**Stated problem:** Please edit the listing below by changing every "colorbar-bin" to "legend-bin". Leave everything else the same.

(Lines of data)

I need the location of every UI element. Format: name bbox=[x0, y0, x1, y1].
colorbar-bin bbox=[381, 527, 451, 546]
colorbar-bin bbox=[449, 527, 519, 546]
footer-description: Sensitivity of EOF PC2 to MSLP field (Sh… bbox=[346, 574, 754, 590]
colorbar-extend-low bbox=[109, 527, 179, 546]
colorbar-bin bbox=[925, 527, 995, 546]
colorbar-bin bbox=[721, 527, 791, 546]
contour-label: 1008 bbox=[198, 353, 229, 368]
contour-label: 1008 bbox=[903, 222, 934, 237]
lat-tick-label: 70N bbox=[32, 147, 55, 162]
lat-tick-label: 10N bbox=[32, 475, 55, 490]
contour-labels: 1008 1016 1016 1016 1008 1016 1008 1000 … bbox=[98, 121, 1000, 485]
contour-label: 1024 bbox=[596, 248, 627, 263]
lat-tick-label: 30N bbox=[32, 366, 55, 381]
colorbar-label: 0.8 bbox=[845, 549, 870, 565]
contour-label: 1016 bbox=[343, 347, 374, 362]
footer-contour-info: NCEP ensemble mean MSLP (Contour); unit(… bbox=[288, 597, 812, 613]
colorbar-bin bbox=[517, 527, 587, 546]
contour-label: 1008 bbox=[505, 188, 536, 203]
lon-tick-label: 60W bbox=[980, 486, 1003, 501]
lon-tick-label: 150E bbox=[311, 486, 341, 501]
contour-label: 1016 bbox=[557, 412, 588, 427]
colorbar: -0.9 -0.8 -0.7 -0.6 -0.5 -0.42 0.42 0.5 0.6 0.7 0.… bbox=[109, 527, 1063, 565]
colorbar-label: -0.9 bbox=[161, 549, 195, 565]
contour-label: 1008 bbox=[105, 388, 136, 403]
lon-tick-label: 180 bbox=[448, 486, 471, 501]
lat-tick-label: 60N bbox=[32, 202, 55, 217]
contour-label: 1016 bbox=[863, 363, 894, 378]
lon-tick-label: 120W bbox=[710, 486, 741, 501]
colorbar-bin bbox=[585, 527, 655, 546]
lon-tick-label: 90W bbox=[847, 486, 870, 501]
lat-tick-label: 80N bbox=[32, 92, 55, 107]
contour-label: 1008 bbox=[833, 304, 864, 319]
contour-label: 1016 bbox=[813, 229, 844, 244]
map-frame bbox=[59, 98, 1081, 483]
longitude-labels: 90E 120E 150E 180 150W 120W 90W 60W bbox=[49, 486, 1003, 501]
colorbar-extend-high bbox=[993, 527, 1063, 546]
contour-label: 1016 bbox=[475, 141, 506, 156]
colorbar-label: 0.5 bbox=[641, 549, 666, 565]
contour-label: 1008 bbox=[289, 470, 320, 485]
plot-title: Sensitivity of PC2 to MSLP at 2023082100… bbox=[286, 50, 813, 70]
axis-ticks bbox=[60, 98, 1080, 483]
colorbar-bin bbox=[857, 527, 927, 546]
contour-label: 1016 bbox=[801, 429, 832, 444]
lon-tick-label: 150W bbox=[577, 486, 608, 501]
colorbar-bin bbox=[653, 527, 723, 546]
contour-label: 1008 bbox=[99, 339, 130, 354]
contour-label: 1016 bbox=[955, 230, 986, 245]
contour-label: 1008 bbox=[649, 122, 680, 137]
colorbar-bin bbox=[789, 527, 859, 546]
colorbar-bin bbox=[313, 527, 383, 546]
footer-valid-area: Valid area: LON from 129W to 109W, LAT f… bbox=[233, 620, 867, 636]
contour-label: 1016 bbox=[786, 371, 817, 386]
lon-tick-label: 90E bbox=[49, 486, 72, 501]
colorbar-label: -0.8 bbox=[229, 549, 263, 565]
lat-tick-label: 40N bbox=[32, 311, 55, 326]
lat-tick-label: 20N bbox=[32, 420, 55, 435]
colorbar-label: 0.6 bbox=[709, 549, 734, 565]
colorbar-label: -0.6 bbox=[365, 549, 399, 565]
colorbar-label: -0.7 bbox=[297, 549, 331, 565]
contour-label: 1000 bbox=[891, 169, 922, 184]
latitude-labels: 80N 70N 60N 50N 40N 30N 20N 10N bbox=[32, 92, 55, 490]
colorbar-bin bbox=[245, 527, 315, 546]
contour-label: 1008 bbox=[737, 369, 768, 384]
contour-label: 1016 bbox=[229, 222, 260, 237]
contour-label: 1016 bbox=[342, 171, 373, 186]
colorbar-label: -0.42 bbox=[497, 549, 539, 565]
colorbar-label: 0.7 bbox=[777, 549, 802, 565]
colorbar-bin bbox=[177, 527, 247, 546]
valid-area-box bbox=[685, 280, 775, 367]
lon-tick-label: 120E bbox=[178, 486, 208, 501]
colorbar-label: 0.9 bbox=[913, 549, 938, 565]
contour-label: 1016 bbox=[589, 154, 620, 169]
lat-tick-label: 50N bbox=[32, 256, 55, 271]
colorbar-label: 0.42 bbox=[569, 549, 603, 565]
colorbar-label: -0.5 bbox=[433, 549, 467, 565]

**Result of the task:**
I need the location of every UI element. Format: name bbox=[x0, y0, x1, y1].
legend-bin bbox=[381, 527, 451, 546]
legend-bin bbox=[449, 527, 519, 546]
footer-description: Sensitivity of EOF PC2 to MSLP field (Sh… bbox=[346, 574, 754, 590]
colorbar-extend-low bbox=[109, 527, 179, 546]
legend-bin bbox=[925, 527, 995, 546]
legend-bin bbox=[721, 527, 791, 546]
contour-label: 1008 bbox=[198, 353, 229, 368]
contour-label: 1008 bbox=[903, 222, 934, 237]
lat-tick-label: 70N bbox=[32, 147, 55, 162]
lat-tick-label: 10N bbox=[32, 475, 55, 490]
contour-labels: 1008 1016 1016 1016 1008 1016 1008 1000 … bbox=[98, 121, 1000, 485]
contour-label: 1024 bbox=[596, 248, 627, 263]
lat-tick-label: 30N bbox=[32, 366, 55, 381]
colorbar-label: 0.8 bbox=[845, 549, 870, 565]
contour-label: 1016 bbox=[343, 347, 374, 362]
footer-contour-info: NCEP ensemble mean MSLP (Contour); unit(… bbox=[288, 597, 812, 613]
legend-bin bbox=[517, 527, 587, 546]
contour-label: 1008 bbox=[505, 188, 536, 203]
lon-tick-label: 60W bbox=[980, 486, 1003, 501]
lon-tick-label: 150E bbox=[311, 486, 341, 501]
contour-label: 1016 bbox=[557, 412, 588, 427]
colorbar: -0.9 -0.8 -0.7 -0.6 -0.5 -0.42 0.42 0.5 0.6 0.7 0.… bbox=[109, 527, 1063, 565]
colorbar-label: -0.9 bbox=[161, 549, 195, 565]
contour-label: 1008 bbox=[105, 388, 136, 403]
lon-tick-label: 180 bbox=[448, 486, 471, 501]
lat-tick-label: 60N bbox=[32, 202, 55, 217]
contour-label: 1016 bbox=[863, 363, 894, 378]
lon-tick-label: 120W bbox=[710, 486, 741, 501]
legend-bin bbox=[585, 527, 655, 546]
lon-tick-label: 90W bbox=[847, 486, 870, 501]
lat-tick-label: 80N bbox=[32, 92, 55, 107]
contour-label: 1008 bbox=[833, 304, 864, 319]
contour-label: 1016 bbox=[813, 229, 844, 244]
map-frame bbox=[59, 98, 1081, 483]
longitude-labels: 90E 120E 150E 180 150W 120W 90W 60W bbox=[49, 486, 1003, 501]
colorbar-extend-high bbox=[993, 527, 1063, 546]
contour-label: 1016 bbox=[475, 141, 506, 156]
colorbar-label: 0.5 bbox=[641, 549, 666, 565]
contour-label: 1008 bbox=[289, 470, 320, 485]
plot-title: Sensitivity of PC2 to MSLP at 2023082100… bbox=[286, 50, 813, 70]
axis-ticks bbox=[60, 98, 1080, 483]
legend-bin bbox=[857, 527, 927, 546]
contour-label: 1016 bbox=[801, 429, 832, 444]
lon-tick-label: 150W bbox=[577, 486, 608, 501]
legend-bin bbox=[653, 527, 723, 546]
contour-label: 1008 bbox=[99, 339, 130, 354]
contour-label: 1016 bbox=[955, 230, 986, 245]
contour-label: 1008 bbox=[649, 122, 680, 137]
legend-bin bbox=[789, 527, 859, 546]
legend-bin bbox=[313, 527, 383, 546]
footer-valid-area: Valid area: LON from 129W to 109W, LAT f… bbox=[233, 620, 867, 636]
contour-label: 1016 bbox=[786, 371, 817, 386]
lon-tick-label: 90E bbox=[49, 486, 72, 501]
colorbar-label: -0.8 bbox=[229, 549, 263, 565]
lat-tick-label: 40N bbox=[32, 311, 55, 326]
lat-tick-label: 20N bbox=[32, 420, 55, 435]
colorbar-label: 0.6 bbox=[709, 549, 734, 565]
colorbar-label: -0.6 bbox=[365, 549, 399, 565]
colorbar-label: -0.7 bbox=[297, 549, 331, 565]
contour-label: 1000 bbox=[891, 169, 922, 184]
latitude-labels: 80N 70N 60N 50N 40N 30N 20N 10N bbox=[32, 92, 55, 490]
legend-bin bbox=[245, 527, 315, 546]
contour-label: 1008 bbox=[737, 369, 768, 384]
contour-label: 1016 bbox=[229, 222, 260, 237]
contour-label: 1016 bbox=[342, 171, 373, 186]
colorbar-label: -0.42 bbox=[497, 549, 539, 565]
colorbar-label: 0.7 bbox=[777, 549, 802, 565]
legend-bin bbox=[177, 527, 247, 546]
valid-area-box bbox=[685, 280, 775, 367]
lon-tick-label: 120E bbox=[178, 486, 208, 501]
colorbar-label: 0.9 bbox=[913, 549, 938, 565]
contour-label: 1016 bbox=[589, 154, 620, 169]
lat-tick-label: 50N bbox=[32, 256, 55, 271]
colorbar-label: 0.42 bbox=[569, 549, 603, 565]
colorbar-label: -0.5 bbox=[433, 549, 467, 565]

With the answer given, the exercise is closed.